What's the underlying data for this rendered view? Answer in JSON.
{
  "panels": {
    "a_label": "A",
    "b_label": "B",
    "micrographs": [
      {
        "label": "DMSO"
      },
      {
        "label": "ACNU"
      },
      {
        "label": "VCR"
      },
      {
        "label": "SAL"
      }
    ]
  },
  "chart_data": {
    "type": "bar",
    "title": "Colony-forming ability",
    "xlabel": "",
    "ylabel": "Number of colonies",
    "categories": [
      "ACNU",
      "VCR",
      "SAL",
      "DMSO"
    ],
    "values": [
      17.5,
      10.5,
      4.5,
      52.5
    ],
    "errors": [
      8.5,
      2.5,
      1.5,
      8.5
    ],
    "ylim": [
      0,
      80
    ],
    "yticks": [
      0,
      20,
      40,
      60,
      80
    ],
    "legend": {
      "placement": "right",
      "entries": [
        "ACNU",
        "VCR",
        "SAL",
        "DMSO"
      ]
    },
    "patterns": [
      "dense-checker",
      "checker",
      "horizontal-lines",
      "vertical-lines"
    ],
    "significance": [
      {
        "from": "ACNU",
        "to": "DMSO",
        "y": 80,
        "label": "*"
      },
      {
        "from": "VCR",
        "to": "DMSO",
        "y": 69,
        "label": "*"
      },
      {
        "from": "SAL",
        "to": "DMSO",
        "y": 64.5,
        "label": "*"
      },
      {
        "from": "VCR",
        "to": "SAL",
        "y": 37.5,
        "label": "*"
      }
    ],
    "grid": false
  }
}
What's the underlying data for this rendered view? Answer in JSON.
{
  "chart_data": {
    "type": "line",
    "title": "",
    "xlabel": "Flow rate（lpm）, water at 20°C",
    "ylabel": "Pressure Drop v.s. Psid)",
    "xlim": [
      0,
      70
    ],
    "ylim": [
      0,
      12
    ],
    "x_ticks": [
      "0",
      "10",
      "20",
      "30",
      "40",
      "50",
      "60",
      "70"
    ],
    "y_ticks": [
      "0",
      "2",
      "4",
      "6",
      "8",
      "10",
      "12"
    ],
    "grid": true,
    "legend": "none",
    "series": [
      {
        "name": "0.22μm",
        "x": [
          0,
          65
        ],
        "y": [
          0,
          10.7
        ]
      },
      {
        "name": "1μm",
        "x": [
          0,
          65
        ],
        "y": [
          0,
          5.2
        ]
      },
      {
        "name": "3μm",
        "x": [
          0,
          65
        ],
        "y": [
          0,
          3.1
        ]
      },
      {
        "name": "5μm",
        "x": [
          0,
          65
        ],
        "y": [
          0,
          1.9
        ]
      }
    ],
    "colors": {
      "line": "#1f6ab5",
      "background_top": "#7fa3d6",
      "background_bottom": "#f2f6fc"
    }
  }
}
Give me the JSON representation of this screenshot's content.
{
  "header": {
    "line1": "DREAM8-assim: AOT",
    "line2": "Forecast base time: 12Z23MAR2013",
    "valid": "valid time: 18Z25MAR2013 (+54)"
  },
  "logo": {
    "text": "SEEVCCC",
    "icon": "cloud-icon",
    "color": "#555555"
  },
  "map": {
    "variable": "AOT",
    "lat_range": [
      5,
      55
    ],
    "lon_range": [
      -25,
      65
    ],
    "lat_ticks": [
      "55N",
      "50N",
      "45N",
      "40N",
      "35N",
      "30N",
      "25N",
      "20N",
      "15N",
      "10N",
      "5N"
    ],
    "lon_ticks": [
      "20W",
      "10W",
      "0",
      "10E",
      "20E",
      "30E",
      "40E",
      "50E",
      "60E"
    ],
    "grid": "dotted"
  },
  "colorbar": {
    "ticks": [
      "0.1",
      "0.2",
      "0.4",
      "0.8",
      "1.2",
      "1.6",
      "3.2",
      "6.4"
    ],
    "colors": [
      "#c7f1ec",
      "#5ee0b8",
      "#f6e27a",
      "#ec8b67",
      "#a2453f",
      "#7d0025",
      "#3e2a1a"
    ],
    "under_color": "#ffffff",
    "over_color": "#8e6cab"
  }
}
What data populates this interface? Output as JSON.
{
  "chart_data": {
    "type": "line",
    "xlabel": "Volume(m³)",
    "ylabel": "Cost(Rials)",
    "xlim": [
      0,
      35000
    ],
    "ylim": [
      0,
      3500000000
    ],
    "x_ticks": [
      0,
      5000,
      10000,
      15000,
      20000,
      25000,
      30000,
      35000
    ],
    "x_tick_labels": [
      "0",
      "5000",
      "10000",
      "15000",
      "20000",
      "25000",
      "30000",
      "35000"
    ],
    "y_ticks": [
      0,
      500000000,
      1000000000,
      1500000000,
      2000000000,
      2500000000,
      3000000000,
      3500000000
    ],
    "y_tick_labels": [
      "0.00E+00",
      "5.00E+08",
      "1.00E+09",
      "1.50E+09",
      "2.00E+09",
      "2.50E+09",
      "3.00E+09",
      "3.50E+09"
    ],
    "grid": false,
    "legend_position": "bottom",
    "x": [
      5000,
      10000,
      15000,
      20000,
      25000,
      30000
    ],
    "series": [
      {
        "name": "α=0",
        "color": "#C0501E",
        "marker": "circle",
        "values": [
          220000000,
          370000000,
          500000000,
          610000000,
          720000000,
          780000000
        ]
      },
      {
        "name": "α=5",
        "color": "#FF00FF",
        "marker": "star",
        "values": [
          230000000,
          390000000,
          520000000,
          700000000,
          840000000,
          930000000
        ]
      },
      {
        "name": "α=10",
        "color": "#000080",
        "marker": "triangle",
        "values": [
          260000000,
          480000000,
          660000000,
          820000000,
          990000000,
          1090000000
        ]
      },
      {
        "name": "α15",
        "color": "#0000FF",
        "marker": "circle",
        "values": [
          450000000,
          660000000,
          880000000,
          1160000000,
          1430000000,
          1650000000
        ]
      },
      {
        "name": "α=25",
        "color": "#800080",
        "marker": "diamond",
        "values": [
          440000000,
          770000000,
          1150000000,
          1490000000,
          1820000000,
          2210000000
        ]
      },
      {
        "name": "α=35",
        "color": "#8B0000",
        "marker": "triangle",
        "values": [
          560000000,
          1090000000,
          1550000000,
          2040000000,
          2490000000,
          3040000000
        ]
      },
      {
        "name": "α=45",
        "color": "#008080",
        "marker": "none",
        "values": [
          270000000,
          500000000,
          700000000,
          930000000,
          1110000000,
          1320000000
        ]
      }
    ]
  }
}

##############################

* _Given request_: Output all of the data above without any alteration.

* _Output of the exercise_:
What's the underlying data for this rendered view? Answer in JSON.
{
  "panels": {
    "a_label": "A",
    "b_label": "B",
    "micrographs": [
      {
        "label": "DMSO"
      },
      {
        "label": "ACNU"
      },
      {
        "label": "VCR"
      },
      {
        "label": "SAL"
      }
    ]
  },
  "chart_data": {
    "type": "bar",
    "title": "Colony-forming ability",
    "xlabel": "",
    "ylabel": "Number of colonies",
    "categories": [
      "ACNU",
      "VCR",
      "SAL",
      "DMSO"
    ],
    "values": [
      17.5,
      10.5,
      4.5,
      52.5
    ],
    "errors": [
      8.5,
      2.5,
      1.5,
      8.5
    ],
    "ylim": [
      0,
      80
    ],
    "yticks": [
      0,
      20,
      40,
      60,
      80
    ],
    "legend": {
      "placement": "right",
      "entries": [
        "ACNU",
        "VCR",
        "SAL",
        "DMSO"
      ]
    },
    "patterns": [
      "dense-checker",
      "checker",
      "horizontal-lines",
      "vertical-lines"
    ],
    "significance": [
      {
        "from": "ACNU",
        "to": "DMSO",
        "y": 80,
        "label": "*"
      },
      {
        "from": "VCR",
        "to": "DMSO",
        "y": 69,
        "label": "*"
      },
      {
        "from": "SAL",
        "to": "DMSO",
        "y": 64.5,
        "label": "*"
      },
      {
        "from": "VCR",
        "to": "SAL",
        "y": 37.5,
        "label": "*"
      }
    ],
    "grid": false
  }
}
What's the underlying data for this rendered view? Answer in JSON.
{
  "chart_data": {
    "type": "line",
    "title": "",
    "xlabel": "Flow rate（lpm）, water at 20°C",
    "ylabel": "Pressure Drop v.s. Psid)",
    "xlim": [
      0,
      70
    ],
    "ylim": [
      0,
      12
    ],
    "x_ticks": [
      "0",
      "10",
      "20",
      "30",
      "40",
      "50",
      "60",
      "70"
    ],
    "y_ticks": [
      "0",
      "2",
      "4",
      "6",
      "8",
      "10",
      "12"
    ],
    "grid": true,
    "legend": "none",
    "series": [
      {
        "name": "0.22μm",
        "x": [
          0,
          65
        ],
        "y": [
          0,
          10.7
        ]
      },
      {
        "name": "1μm",
        "x": [
          0,
          65
        ],
        "y": [
          0,
          5.2
        ]
      },
      {
        "name": "3μm",
        "x": [
          0,
          65
        ],
        "y": [
          0,
          3.1
        ]
      },
      {
        "name": "5μm",
        "x": [
          0,
          65
        ],
        "y": [
          0,
          1.9
        ]
      }
    ],
    "colors": {
      "line": "#1f6ab5",
      "background_top": "#7fa3d6",
      "background_bottom": "#f2f6fc"
    }
  }
}
Give me the JSON representation of this screenshot's content.
{
  "header": {
    "line1": "DREAM8-assim: AOT",
    "line2": "Forecast base time: 12Z23MAR2013",
    "valid": "valid time: 18Z25MAR2013 (+54)"
  },
  "logo": {
    "text": "SEEVCCC",
    "icon": "cloud-icon",
    "color": "#555555"
  },
  "map": {
    "variable": "AOT",
    "lat_range": [
      5,
      55
    ],
    "lon_range": [
      -25,
      65
    ],
    "lat_ticks": [
      "55N",
      "50N",
      "45N",
      "40N",
      "35N",
      "30N",
      "25N",
      "20N",
      "15N",
      "10N",
      "5N"
    ],
    "lon_ticks": [
      "20W",
      "10W",
      "0",
      "10E",
      "20E",
      "30E",
      "40E",
      "50E",
      "60E"
    ],
    "grid": "dotted"
  },
  "colorbar": {
    "ticks": [
      "0.1",
      "0.2",
      "0.4",
      "0.8",
      "1.2",
      "1.6",
      "3.2",
      "6.4"
    ],
    "colors": [
      "#c7f1ec",
      "#5ee0b8",
      "#f6e27a",
      "#ec8b67",
      "#a2453f",
      "#7d0025",
      "#3e2a1a"
    ],
    "under_color": "#ffffff",
    "over_color": "#8e6cab"
  }
}
What data populates this interface? Output as JSON.
{
  "chart_data": {
    "type": "line",
    "xlabel": "Volume(m³)",
    "ylabel": "Cost(Rials)",
    "xlim": [
      0,
      35000
    ],
    "ylim": [
      0,
      3500000000
    ],
    "x_ticks": [
      0,
      5000,
      10000,
      15000,
      20000,
      25000,
      30000,
      35000
    ],
    "x_tick_labels": [
      "0",
      "5000",
      "10000",
      "15000",
      "20000",
      "25000",
      "30000",
      "35000"
    ],
    "y_ticks": [
      0,
      500000000,
      1000000000,
      1500000000,
      2000000000,
      2500000000,
      3000000000,
      3500000000
    ],
    "y_tick_labels": [
      "0.00E+00",
      "5.00E+08",
      "1.00E+09",
      "1.50E+09",
      "2.00E+09",
      "2.50E+09",
      "3.00E+09",
      "3.50E+09"
    ],
    "grid": false,
    "legend_position": "bottom",
    "x": [
      5000,
      10000,
      15000,
      20000,
      25000,
      30000
    ],
    "series": [
      {
        "name": "α=0",
        "color": "#C0501E",
        "marker": "circle",
        "values": [
          220000000,
          370000000,
          500000000,
          610000000,
          720000000,
          780000000
        ]
      },
      {
        "name": "α=5",
        "color": "#FF00FF",
        "marker": "star",
        "values": [
          230000000,
          390000000,
          520000000,
          700000000,
          840000000,
          930000000
        ]
      },
      {
        "name": "α=10",
        "color": "#000080",
        "marker": "triangle",
        "values": [
          260000000,
          480000000,
          660000000,
          820000000,
          990000000,
          1090000000
        ]
      },
      {
        "name": "α15",
        "color": "#0000FF",
        "marker": "circle",
        "values": [
          450000000,
          660000000,
          880000000,
          1160000000,
          1430000000,
          1650000000
        ]
      },
      {
        "name": "α=25",
        "color": "#800080",
        "marker": "diamond",
        "values": [
          440000000,
          770000000,
          1150000000,
          1490000000,
          1820000000,
          2210000000
        ]
      },
      {
        "name": "α=35",
        "color": "#8B0000",
        "marker": "triangle",
        "values": [
          560000000,
          1090000000,
          1550000000,
          2040000000,
          2490000000,
          3040000000
        ]
      },
      {
        "name": "α=45",
        "color": "#008080",
        "marker": "none",
        "values": [
          270000000,
          500000000,
          700000000,
          930000000,
          1110000000,
          1320000000
        ]
      }
    ]
  }
}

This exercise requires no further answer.